Task to carry out ▸
Select every line below containing the word "hhirzalla".

Dataset items:
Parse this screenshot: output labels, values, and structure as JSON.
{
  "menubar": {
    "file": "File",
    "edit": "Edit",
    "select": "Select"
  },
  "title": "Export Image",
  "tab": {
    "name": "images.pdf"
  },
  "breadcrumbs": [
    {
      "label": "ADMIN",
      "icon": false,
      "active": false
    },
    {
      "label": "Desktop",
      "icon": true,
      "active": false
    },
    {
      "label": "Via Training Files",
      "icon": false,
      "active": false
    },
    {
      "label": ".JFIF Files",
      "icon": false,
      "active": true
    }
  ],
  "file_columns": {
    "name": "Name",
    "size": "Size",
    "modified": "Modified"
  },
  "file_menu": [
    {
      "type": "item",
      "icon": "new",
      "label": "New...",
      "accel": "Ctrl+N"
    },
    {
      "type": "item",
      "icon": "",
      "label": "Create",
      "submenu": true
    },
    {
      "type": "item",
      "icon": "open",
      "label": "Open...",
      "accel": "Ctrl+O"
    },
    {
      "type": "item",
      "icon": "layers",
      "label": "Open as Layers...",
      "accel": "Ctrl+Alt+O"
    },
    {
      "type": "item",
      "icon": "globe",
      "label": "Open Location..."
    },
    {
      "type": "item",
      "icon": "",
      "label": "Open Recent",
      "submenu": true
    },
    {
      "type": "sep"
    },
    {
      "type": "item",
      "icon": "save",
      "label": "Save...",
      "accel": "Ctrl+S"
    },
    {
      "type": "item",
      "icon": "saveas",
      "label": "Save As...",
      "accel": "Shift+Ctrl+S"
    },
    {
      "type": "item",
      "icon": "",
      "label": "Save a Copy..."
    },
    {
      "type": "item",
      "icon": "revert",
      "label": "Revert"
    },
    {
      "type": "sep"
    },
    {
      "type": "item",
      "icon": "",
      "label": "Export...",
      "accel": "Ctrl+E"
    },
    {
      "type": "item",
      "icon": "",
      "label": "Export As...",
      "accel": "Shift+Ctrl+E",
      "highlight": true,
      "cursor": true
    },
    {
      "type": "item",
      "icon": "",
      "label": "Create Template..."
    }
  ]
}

--

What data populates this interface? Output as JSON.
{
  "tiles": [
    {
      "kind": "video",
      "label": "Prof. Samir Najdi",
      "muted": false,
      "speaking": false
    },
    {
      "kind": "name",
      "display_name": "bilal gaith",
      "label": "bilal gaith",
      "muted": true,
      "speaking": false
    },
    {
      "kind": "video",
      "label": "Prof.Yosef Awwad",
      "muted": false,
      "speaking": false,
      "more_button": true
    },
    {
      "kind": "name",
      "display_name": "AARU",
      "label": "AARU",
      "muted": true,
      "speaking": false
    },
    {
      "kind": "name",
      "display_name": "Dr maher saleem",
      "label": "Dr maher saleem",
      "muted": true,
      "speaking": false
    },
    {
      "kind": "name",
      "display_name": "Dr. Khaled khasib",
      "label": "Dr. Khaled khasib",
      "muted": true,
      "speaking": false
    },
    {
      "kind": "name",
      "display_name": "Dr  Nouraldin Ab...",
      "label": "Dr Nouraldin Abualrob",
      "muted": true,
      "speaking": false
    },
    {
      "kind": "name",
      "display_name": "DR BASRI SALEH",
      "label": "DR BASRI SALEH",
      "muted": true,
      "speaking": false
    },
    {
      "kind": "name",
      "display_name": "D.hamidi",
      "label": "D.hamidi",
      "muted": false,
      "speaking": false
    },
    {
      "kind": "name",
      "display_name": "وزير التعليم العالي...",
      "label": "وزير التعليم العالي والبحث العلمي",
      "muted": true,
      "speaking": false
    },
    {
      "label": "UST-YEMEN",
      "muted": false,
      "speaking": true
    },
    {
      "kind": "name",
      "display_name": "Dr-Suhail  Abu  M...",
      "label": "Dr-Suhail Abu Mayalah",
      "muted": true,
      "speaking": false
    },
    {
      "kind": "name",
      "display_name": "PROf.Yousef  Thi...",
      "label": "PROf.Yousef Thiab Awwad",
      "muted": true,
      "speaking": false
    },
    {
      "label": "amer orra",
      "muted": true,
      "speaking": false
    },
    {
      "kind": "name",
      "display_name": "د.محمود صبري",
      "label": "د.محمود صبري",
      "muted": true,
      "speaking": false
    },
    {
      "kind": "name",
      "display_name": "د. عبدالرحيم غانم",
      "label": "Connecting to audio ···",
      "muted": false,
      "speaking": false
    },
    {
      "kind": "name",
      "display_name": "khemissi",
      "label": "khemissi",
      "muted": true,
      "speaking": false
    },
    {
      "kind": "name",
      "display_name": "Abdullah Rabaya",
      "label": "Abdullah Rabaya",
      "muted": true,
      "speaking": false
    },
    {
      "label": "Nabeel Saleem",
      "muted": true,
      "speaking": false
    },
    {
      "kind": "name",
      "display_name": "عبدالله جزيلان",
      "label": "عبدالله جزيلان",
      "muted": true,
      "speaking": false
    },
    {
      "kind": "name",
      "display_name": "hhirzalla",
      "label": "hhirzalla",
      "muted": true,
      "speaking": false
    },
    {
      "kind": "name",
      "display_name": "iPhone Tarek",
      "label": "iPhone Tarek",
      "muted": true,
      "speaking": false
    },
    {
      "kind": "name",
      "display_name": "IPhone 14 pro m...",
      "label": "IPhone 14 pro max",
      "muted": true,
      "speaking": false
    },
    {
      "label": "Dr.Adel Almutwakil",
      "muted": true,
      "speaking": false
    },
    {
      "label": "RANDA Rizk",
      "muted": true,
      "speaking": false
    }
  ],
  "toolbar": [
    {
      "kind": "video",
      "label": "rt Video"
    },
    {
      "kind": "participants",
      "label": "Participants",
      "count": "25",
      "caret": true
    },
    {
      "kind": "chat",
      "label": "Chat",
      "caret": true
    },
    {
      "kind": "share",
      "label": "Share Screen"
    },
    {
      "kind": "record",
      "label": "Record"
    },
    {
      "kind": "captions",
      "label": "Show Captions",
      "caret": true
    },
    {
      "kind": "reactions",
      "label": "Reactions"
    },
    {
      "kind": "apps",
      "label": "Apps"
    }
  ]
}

==

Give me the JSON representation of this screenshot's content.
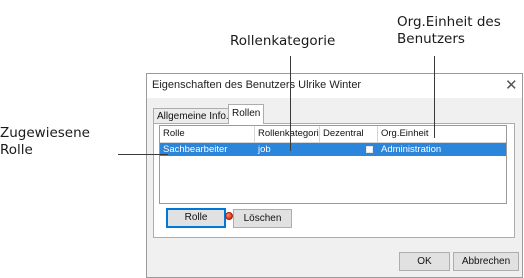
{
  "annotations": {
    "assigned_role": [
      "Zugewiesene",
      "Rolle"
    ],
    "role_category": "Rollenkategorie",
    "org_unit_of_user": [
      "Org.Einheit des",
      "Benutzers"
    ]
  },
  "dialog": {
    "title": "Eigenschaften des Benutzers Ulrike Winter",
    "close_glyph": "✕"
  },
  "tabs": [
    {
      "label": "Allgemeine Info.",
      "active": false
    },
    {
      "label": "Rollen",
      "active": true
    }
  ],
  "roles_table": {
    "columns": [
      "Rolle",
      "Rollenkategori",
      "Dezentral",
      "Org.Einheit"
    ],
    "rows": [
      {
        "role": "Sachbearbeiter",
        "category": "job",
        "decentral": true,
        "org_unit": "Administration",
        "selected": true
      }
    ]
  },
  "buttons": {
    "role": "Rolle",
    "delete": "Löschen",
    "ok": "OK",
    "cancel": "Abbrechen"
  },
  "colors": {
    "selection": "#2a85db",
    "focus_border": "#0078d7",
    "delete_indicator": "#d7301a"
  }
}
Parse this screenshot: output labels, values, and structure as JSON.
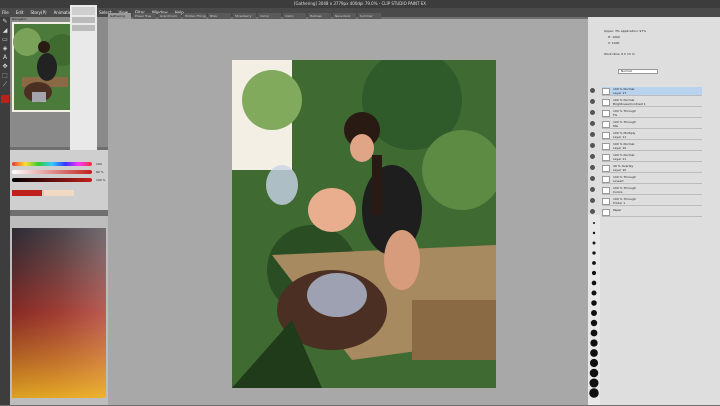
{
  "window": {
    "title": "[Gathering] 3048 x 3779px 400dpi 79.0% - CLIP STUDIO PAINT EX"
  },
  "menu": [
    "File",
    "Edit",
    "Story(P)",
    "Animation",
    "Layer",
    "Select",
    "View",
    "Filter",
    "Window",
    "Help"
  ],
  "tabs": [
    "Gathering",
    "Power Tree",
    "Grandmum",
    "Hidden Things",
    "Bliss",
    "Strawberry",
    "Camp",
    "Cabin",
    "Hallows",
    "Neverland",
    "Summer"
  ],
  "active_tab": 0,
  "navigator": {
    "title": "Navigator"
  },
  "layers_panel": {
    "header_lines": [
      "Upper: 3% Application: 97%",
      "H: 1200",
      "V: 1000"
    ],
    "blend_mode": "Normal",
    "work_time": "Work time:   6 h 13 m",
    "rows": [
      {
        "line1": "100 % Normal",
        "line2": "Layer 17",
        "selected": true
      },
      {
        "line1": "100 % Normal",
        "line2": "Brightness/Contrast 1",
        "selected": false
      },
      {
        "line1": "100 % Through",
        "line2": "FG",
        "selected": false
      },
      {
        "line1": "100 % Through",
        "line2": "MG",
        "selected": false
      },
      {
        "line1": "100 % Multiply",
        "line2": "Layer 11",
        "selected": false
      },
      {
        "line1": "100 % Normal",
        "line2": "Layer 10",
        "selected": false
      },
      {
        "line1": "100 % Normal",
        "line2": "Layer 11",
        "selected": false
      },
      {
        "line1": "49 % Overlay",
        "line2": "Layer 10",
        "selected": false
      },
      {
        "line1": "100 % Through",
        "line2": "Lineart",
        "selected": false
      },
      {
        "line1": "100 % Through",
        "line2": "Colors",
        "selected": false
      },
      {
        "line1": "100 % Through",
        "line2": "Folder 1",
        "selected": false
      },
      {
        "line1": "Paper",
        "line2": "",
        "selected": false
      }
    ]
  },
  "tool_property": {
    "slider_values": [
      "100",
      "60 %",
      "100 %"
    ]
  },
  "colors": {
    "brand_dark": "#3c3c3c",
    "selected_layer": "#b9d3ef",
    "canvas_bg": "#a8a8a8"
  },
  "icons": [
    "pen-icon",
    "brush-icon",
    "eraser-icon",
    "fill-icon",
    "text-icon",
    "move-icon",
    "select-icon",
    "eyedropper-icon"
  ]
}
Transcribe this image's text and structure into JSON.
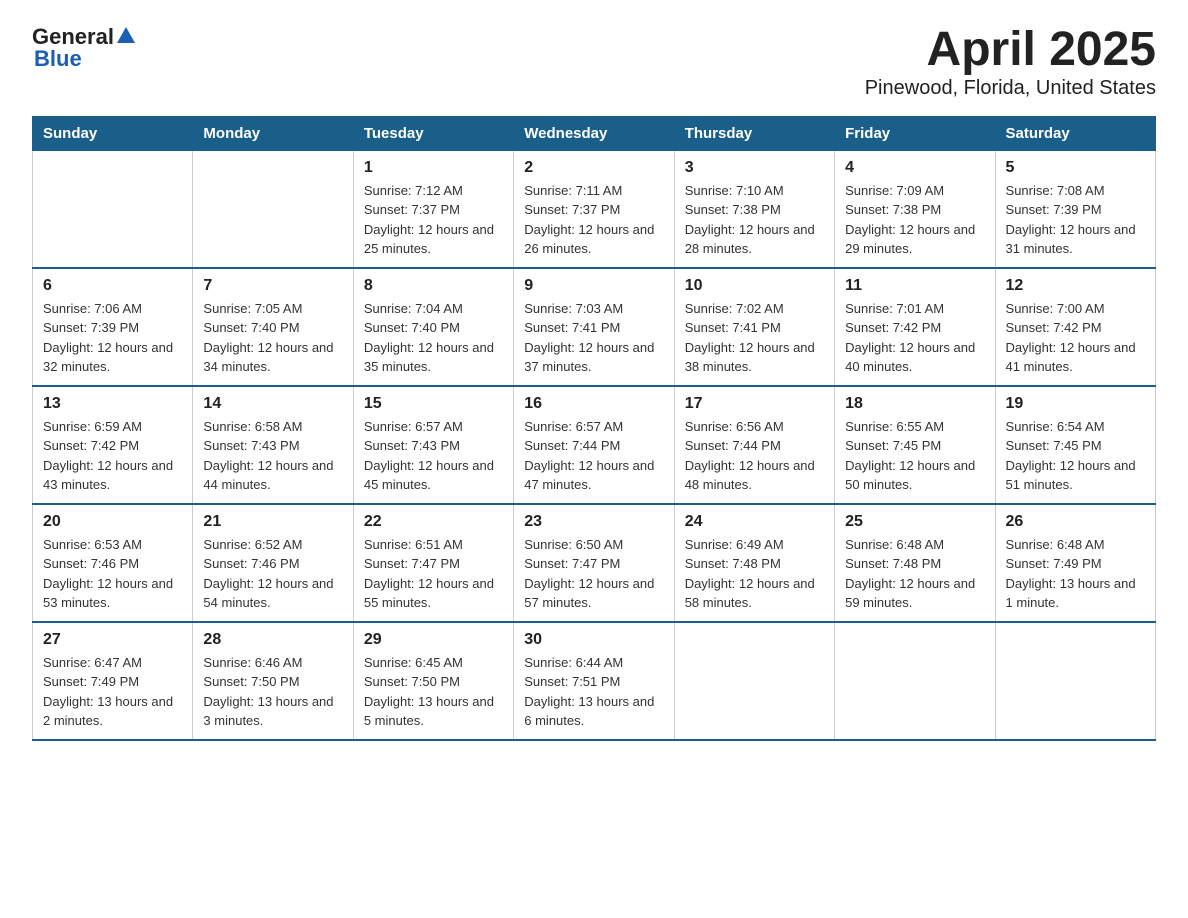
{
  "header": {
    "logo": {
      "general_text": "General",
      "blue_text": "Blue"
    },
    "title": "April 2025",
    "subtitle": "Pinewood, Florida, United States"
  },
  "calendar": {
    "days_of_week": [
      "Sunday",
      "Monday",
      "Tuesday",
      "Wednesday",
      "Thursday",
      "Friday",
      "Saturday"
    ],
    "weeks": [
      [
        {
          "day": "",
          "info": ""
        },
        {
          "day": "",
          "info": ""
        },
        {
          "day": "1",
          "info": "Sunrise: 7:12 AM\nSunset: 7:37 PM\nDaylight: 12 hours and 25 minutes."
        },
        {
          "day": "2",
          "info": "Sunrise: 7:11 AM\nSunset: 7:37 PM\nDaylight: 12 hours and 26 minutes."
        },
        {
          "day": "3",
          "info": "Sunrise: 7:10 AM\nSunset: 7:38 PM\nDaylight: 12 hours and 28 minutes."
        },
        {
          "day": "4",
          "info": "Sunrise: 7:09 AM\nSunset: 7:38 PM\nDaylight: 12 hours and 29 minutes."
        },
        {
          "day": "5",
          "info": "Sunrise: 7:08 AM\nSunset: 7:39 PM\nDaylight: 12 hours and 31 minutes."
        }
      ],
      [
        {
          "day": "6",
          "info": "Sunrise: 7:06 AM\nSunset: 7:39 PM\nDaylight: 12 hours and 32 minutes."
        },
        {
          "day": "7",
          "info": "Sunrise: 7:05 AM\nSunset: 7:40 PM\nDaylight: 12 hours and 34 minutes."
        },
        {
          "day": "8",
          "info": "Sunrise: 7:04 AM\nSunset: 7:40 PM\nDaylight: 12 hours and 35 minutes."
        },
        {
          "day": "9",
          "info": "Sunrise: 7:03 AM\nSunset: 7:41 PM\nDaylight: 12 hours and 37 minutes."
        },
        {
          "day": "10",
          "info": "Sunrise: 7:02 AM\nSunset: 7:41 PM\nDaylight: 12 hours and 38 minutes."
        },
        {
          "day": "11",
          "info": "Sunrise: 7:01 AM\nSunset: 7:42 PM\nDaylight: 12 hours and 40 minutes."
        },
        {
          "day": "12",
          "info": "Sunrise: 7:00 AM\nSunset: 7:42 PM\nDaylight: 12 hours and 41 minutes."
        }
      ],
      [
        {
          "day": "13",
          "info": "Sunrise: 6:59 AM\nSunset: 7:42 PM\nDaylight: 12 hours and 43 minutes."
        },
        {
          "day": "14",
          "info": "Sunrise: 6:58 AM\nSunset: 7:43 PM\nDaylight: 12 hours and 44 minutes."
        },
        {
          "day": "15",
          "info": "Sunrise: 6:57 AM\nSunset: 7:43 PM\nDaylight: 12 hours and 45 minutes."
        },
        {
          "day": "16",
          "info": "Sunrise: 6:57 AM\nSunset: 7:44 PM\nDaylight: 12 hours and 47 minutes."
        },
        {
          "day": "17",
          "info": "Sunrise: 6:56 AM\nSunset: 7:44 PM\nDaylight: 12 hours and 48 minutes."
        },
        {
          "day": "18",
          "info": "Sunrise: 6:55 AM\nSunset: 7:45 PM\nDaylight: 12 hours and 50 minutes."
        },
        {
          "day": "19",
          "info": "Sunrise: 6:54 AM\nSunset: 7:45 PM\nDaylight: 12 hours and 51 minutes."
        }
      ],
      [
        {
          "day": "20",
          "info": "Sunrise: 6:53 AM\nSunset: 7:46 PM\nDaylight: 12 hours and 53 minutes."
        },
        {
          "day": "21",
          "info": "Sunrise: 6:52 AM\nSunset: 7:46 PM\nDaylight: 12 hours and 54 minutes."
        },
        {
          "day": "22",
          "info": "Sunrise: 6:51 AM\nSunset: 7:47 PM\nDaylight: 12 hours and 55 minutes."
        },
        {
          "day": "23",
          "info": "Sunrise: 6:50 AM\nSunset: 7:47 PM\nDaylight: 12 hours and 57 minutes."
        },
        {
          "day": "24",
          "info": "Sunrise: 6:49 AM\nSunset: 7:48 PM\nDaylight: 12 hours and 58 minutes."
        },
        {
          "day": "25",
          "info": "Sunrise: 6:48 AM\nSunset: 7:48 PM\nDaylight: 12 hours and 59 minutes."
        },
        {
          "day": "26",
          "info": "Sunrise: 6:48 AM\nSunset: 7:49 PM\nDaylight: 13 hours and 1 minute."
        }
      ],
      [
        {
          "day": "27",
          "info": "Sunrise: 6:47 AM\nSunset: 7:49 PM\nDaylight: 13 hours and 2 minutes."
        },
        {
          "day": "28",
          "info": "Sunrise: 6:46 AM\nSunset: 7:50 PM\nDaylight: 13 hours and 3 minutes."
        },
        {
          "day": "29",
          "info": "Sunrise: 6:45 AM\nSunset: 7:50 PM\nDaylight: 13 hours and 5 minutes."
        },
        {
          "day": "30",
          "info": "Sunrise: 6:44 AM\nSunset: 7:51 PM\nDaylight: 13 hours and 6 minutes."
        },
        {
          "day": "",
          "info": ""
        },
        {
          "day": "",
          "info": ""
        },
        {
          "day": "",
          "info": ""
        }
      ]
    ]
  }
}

Right answer ▸
      "display_name": "hhirzalla",
      "label": "hhirzalla",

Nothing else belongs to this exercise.